**EXERCISE OBJECTIVE**.
Your answer should be one number: how many lines of the records hold the string "thân".
START
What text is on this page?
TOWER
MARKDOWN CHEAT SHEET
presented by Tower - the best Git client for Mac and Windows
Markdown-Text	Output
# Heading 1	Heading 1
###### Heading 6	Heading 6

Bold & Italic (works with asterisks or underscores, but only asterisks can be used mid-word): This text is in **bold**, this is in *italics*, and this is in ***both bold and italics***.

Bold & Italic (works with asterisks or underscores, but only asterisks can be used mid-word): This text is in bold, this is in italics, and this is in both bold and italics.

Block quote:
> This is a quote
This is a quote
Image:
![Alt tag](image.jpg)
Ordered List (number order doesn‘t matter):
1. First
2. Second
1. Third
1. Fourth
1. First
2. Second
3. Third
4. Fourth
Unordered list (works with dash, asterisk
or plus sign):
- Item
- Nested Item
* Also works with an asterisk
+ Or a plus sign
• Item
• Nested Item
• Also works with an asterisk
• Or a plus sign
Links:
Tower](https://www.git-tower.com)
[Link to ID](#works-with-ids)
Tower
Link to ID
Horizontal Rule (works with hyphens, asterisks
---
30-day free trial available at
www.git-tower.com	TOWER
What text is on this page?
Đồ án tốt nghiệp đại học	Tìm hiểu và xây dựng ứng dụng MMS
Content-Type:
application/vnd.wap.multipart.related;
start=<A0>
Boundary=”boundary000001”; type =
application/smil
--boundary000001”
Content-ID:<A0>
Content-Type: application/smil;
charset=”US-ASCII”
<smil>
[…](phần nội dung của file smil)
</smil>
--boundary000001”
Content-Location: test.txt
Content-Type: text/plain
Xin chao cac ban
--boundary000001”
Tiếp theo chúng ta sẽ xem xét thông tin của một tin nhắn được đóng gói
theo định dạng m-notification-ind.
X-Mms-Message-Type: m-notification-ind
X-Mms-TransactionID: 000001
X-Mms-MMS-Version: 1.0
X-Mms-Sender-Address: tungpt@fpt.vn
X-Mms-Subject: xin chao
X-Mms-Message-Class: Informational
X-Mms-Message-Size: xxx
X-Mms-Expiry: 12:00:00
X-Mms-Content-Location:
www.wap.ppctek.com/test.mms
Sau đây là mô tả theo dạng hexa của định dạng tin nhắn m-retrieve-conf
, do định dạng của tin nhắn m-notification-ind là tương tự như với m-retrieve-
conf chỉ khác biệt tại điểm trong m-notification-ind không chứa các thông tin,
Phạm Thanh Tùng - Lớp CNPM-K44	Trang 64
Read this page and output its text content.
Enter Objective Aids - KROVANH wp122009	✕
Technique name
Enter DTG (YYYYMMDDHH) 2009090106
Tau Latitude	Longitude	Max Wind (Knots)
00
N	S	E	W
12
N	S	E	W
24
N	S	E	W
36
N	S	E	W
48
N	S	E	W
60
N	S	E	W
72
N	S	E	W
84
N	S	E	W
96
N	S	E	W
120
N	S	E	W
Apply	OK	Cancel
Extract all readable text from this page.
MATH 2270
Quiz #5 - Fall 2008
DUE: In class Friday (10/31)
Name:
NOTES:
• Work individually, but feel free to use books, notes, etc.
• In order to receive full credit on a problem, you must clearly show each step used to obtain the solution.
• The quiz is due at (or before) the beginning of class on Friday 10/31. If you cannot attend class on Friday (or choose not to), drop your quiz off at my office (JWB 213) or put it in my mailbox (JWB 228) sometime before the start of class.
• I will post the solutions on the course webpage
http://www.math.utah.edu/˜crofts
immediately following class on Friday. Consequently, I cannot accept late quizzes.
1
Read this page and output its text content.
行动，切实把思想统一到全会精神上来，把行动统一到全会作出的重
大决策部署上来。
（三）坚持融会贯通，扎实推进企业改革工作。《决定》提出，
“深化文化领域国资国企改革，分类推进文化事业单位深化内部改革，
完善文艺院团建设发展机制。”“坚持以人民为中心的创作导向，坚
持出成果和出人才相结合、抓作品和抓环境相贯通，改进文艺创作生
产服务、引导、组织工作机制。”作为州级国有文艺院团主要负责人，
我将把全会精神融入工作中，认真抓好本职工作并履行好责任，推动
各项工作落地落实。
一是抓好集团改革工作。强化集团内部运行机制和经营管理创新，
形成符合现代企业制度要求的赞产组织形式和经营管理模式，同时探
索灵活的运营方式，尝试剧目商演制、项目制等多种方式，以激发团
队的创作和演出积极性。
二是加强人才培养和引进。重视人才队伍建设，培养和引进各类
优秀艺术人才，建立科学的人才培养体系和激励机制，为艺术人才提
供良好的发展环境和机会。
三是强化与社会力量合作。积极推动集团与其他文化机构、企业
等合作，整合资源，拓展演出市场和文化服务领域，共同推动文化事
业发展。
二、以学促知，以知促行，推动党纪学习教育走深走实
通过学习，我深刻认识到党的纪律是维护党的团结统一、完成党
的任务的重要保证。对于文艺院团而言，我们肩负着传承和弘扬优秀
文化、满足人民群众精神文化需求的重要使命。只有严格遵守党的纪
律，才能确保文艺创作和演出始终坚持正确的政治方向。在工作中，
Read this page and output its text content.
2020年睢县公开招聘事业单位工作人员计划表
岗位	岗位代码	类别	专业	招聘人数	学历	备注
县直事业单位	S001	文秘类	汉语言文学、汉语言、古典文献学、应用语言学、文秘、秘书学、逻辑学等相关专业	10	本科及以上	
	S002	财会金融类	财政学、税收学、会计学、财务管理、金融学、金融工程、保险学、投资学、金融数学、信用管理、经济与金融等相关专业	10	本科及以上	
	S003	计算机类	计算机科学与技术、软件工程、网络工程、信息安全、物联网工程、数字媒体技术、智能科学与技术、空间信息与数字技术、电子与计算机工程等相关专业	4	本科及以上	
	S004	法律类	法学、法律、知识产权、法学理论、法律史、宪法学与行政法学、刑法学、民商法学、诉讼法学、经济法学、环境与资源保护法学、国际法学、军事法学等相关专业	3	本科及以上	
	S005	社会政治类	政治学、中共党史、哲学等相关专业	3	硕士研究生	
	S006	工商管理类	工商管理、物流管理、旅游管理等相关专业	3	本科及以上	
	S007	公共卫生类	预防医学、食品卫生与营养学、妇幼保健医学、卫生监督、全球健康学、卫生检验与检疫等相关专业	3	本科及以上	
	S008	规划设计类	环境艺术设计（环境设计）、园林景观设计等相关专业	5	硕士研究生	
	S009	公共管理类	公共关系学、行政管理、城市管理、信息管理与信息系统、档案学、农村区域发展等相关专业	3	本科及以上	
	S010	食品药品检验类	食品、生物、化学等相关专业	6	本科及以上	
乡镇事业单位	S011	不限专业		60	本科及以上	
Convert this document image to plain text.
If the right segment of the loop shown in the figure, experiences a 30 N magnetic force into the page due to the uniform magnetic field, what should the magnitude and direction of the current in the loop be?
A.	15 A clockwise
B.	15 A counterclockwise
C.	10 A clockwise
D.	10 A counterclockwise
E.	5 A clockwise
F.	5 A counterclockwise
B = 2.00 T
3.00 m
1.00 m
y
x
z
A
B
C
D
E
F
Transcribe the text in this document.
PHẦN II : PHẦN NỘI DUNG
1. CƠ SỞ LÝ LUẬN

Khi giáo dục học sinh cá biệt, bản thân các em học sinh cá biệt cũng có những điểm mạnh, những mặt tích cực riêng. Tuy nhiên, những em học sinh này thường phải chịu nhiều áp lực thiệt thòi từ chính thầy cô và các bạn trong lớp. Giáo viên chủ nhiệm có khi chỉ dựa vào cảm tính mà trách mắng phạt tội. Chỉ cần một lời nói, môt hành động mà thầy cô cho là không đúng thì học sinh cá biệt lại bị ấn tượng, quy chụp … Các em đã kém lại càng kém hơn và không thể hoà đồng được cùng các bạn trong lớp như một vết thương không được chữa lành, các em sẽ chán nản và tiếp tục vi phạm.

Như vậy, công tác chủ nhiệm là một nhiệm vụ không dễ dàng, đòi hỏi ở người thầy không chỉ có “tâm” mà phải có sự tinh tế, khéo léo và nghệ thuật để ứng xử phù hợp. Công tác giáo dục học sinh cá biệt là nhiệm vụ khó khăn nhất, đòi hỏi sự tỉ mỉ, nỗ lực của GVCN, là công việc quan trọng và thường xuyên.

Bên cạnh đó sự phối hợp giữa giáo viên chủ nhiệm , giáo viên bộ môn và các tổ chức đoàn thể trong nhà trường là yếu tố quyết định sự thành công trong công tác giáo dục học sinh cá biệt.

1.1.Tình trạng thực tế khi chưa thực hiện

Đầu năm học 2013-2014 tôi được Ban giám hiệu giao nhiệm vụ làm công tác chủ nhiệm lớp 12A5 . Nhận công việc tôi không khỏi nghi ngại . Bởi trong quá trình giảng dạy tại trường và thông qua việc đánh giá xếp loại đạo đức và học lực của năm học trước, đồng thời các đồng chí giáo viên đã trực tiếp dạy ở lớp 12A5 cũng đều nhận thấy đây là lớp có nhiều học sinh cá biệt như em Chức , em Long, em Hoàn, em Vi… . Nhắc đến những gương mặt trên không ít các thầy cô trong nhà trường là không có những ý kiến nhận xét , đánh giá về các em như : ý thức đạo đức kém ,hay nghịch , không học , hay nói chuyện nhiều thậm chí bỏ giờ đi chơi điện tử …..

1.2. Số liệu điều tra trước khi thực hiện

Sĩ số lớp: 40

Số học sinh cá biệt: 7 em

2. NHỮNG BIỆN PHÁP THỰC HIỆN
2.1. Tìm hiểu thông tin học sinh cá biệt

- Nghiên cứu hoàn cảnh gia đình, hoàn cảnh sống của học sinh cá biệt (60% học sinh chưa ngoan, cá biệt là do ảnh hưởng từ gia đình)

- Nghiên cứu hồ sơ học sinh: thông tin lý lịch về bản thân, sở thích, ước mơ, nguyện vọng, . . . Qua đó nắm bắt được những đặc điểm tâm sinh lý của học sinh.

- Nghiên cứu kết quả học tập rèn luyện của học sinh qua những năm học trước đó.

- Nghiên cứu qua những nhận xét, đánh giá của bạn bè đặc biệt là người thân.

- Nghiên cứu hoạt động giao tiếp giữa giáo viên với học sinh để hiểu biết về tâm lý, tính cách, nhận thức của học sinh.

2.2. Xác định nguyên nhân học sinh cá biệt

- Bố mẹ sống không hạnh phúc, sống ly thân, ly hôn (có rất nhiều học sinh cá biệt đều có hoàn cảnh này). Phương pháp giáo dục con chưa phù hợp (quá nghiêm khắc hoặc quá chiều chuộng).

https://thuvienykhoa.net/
END
**ANSWER TO THE TASK**.
4